§ **Your task**
Rename "Temp." to "Temperature" in every line of the records below and leave all else as it is. Leave the pictures out of your answer.

== Entries provided ==

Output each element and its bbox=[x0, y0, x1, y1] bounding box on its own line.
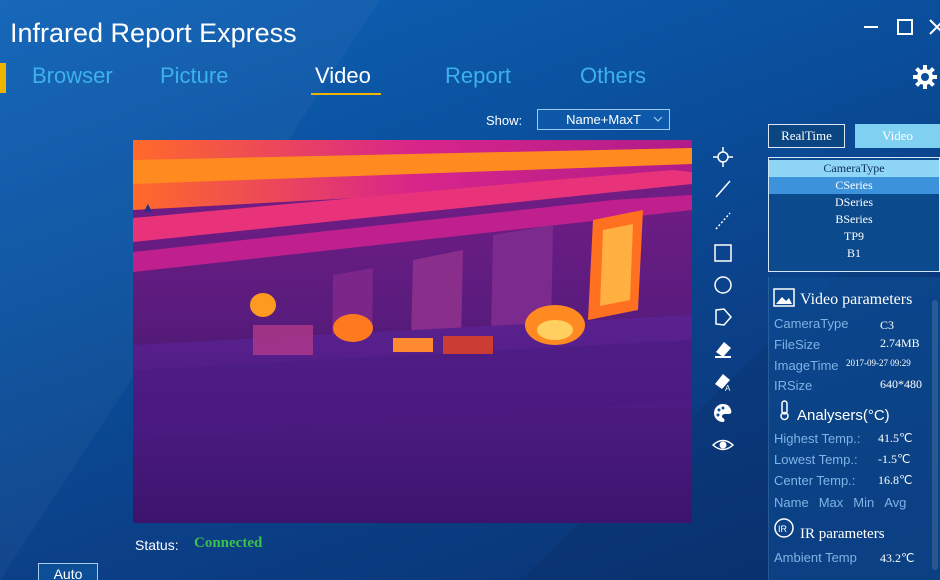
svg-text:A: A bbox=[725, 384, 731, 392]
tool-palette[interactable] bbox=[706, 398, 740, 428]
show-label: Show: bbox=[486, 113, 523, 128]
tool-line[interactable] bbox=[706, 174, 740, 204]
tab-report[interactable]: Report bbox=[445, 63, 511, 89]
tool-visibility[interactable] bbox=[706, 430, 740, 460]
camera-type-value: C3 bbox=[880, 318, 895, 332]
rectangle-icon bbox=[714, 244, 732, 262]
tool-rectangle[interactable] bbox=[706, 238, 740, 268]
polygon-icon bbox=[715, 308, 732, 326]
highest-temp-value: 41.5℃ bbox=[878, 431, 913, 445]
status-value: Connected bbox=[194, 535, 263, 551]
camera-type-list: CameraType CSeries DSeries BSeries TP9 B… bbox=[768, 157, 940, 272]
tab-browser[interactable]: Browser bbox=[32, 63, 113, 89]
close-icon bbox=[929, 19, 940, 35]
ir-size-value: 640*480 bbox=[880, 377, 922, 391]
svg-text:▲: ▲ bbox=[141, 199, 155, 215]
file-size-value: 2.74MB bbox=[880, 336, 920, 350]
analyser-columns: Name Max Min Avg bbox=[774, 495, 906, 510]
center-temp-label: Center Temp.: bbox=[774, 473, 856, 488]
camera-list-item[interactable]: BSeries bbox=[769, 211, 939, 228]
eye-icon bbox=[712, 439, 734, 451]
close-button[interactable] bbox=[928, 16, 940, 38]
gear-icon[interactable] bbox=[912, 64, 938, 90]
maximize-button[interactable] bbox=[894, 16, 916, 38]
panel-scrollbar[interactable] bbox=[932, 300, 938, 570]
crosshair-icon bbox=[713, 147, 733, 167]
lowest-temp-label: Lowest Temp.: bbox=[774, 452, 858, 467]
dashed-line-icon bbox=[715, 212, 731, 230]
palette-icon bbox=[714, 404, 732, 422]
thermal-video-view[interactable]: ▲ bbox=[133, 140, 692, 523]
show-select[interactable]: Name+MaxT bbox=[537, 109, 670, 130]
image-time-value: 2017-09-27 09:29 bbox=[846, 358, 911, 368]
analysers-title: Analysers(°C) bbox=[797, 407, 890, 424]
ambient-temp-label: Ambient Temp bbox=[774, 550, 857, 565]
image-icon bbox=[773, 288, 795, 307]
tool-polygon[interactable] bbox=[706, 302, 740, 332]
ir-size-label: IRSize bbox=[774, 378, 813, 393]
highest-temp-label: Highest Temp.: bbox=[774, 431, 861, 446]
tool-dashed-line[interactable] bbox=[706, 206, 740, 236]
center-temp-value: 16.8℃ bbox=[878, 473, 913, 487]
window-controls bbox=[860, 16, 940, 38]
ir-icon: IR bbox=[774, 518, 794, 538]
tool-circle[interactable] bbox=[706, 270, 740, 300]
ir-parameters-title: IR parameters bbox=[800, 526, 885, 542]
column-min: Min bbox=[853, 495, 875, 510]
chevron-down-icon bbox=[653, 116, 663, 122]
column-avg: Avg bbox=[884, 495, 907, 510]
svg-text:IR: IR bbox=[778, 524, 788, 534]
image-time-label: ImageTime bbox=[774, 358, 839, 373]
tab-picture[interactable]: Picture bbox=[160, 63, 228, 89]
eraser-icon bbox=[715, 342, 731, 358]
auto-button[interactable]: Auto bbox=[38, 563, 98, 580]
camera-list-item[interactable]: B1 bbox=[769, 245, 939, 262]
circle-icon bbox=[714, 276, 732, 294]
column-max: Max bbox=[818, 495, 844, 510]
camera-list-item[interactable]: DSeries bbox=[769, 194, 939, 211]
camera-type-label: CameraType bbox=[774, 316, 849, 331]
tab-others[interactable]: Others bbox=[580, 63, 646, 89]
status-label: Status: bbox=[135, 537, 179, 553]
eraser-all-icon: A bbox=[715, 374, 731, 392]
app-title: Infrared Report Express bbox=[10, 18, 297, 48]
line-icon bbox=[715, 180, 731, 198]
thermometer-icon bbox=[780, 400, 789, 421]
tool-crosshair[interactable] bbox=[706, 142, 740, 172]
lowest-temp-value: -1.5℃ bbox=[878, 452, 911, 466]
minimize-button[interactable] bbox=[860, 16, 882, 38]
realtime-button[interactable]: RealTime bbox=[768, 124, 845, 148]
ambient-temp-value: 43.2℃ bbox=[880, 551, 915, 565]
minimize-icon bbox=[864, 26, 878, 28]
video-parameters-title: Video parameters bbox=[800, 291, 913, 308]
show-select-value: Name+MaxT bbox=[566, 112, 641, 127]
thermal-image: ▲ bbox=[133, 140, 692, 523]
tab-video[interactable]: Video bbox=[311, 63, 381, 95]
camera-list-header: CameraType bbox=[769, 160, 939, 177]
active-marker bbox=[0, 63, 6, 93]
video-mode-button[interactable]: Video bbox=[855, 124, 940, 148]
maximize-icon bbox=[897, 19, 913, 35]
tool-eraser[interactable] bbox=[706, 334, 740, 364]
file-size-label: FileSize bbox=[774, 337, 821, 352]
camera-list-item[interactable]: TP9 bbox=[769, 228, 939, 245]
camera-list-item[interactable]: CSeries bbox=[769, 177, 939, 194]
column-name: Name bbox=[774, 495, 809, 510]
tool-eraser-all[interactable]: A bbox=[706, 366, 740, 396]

===

§ **Answer to the problem**
Output each element and its bbox=[x0, y0, x1, y1] bounding box on its own line.
svg-text:A: A bbox=[725, 384, 731, 392]
tool-palette[interactable] bbox=[706, 398, 740, 428]
show-label: Show: bbox=[486, 113, 523, 128]
tool-line[interactable] bbox=[706, 174, 740, 204]
tab-report[interactable]: Report bbox=[445, 63, 511, 89]
tool-visibility[interactable] bbox=[706, 430, 740, 460]
camera-type-value: C3 bbox=[880, 318, 895, 332]
rectangle-icon bbox=[714, 244, 732, 262]
tool-rectangle[interactable] bbox=[706, 238, 740, 268]
polygon-icon bbox=[715, 308, 732, 326]
highest-temp-value: 41.5℃ bbox=[878, 431, 913, 445]
status-value: Connected bbox=[194, 535, 263, 551]
camera-type-list: CameraType CSeries DSeries BSeries TP9 B… bbox=[768, 157, 940, 272]
tab-browser[interactable]: Browser bbox=[32, 63, 113, 89]
close-icon bbox=[929, 19, 940, 35]
ir-size-value: 640*480 bbox=[880, 377, 922, 391]
svg-text:▲: ▲ bbox=[141, 199, 155, 215]
file-size-value: 2.74MB bbox=[880, 336, 920, 350]
analyser-columns: Name Max Min Avg bbox=[774, 495, 906, 510]
center-temp-label: Center Temperature: bbox=[774, 473, 856, 488]
camera-list-item[interactable]: BSeries bbox=[769, 211, 939, 228]
eye-icon bbox=[712, 439, 734, 451]
close-button[interactable] bbox=[928, 16, 940, 38]
gear-icon[interactable] bbox=[912, 64, 938, 90]
maximize-button[interactable] bbox=[894, 16, 916, 38]
panel-scrollbar[interactable] bbox=[932, 300, 938, 570]
crosshair-icon bbox=[713, 147, 733, 167]
lowest-temp-label: Lowest Temperature: bbox=[774, 452, 858, 467]
dashed-line-icon bbox=[715, 212, 731, 230]
palette-icon bbox=[714, 404, 732, 422]
thermal-video-view[interactable]: ▲ bbox=[133, 140, 692, 523]
show-select[interactable]: Name+MaxT bbox=[537, 109, 670, 130]
image-time-value: 2017-09-27 09:29 bbox=[846, 358, 911, 368]
analysers-title: Analysers(°C) bbox=[797, 407, 890, 424]
ambient-temp-label: Ambient Temp bbox=[774, 550, 857, 565]
image-icon bbox=[773, 288, 795, 307]
tool-polygon[interactable] bbox=[706, 302, 740, 332]
ir-size-label: IRSize bbox=[774, 378, 813, 393]
highest-temp-label: Highest Temperature: bbox=[774, 431, 861, 446]
tool-dashed-line[interactable] bbox=[706, 206, 740, 236]
center-temp-value: 16.8℃ bbox=[878, 473, 913, 487]
window-controls bbox=[860, 16, 940, 38]
ir-icon: IR bbox=[774, 518, 794, 538]
tool-circle[interactable] bbox=[706, 270, 740, 300]
ir-parameters-title: IR parameters bbox=[800, 526, 885, 542]
column-min: Min bbox=[853, 495, 875, 510]
chevron-down-icon bbox=[653, 116, 663, 122]
column-avg: Avg bbox=[884, 495, 907, 510]
svg-text:IR: IR bbox=[778, 524, 788, 534]
image-time-label: ImageTime bbox=[774, 358, 839, 373]
tab-picture[interactable]: Picture bbox=[160, 63, 228, 89]
eraser-icon bbox=[715, 342, 731, 358]
auto-button[interactable]: Auto bbox=[38, 563, 98, 580]
camera-list-item[interactable]: B1 bbox=[769, 245, 939, 262]
circle-icon bbox=[714, 276, 732, 294]
column-max: Max bbox=[818, 495, 844, 510]
camera-list-item[interactable]: DSeries bbox=[769, 194, 939, 211]
camera-type-label: CameraType bbox=[774, 316, 849, 331]
tab-others[interactable]: Others bbox=[580, 63, 646, 89]
status-label: Status: bbox=[135, 537, 179, 553]
eraser-all-icon: A bbox=[715, 374, 731, 392]
app-title: Infrared Report Express bbox=[10, 18, 297, 48]
line-icon bbox=[715, 180, 731, 198]
thermometer-icon bbox=[780, 400, 789, 421]
tool-crosshair[interactable] bbox=[706, 142, 740, 172]
lowest-temp-value: -1.5℃ bbox=[878, 452, 911, 466]
minimize-button[interactable] bbox=[860, 16, 882, 38]
realtime-button[interactable]: RealTime bbox=[768, 124, 845, 148]
ambient-temp-value: 43.2℃ bbox=[880, 551, 915, 565]
minimize-icon bbox=[864, 26, 878, 28]
video-parameters-title: Video parameters bbox=[800, 291, 913, 308]
show-select-value: Name+MaxT bbox=[566, 112, 641, 127]
thermal-image: ▲ bbox=[133, 140, 692, 523]
tab-video[interactable]: Video bbox=[311, 63, 381, 95]
camera-list-header: CameraType bbox=[769, 160, 939, 177]
active-marker bbox=[0, 63, 6, 93]
video-mode-button[interactable]: Video bbox=[855, 124, 940, 148]
maximize-icon bbox=[897, 19, 913, 35]
tool-eraser[interactable] bbox=[706, 334, 740, 364]
file-size-label: FileSize bbox=[774, 337, 821, 352]
camera-list-item[interactable]: TP9 bbox=[769, 228, 939, 245]
camera-list-item[interactable]: CSeries bbox=[769, 177, 939, 194]
column-name: Name bbox=[774, 495, 809, 510]
tool-eraser-all[interactable]: A bbox=[706, 366, 740, 396]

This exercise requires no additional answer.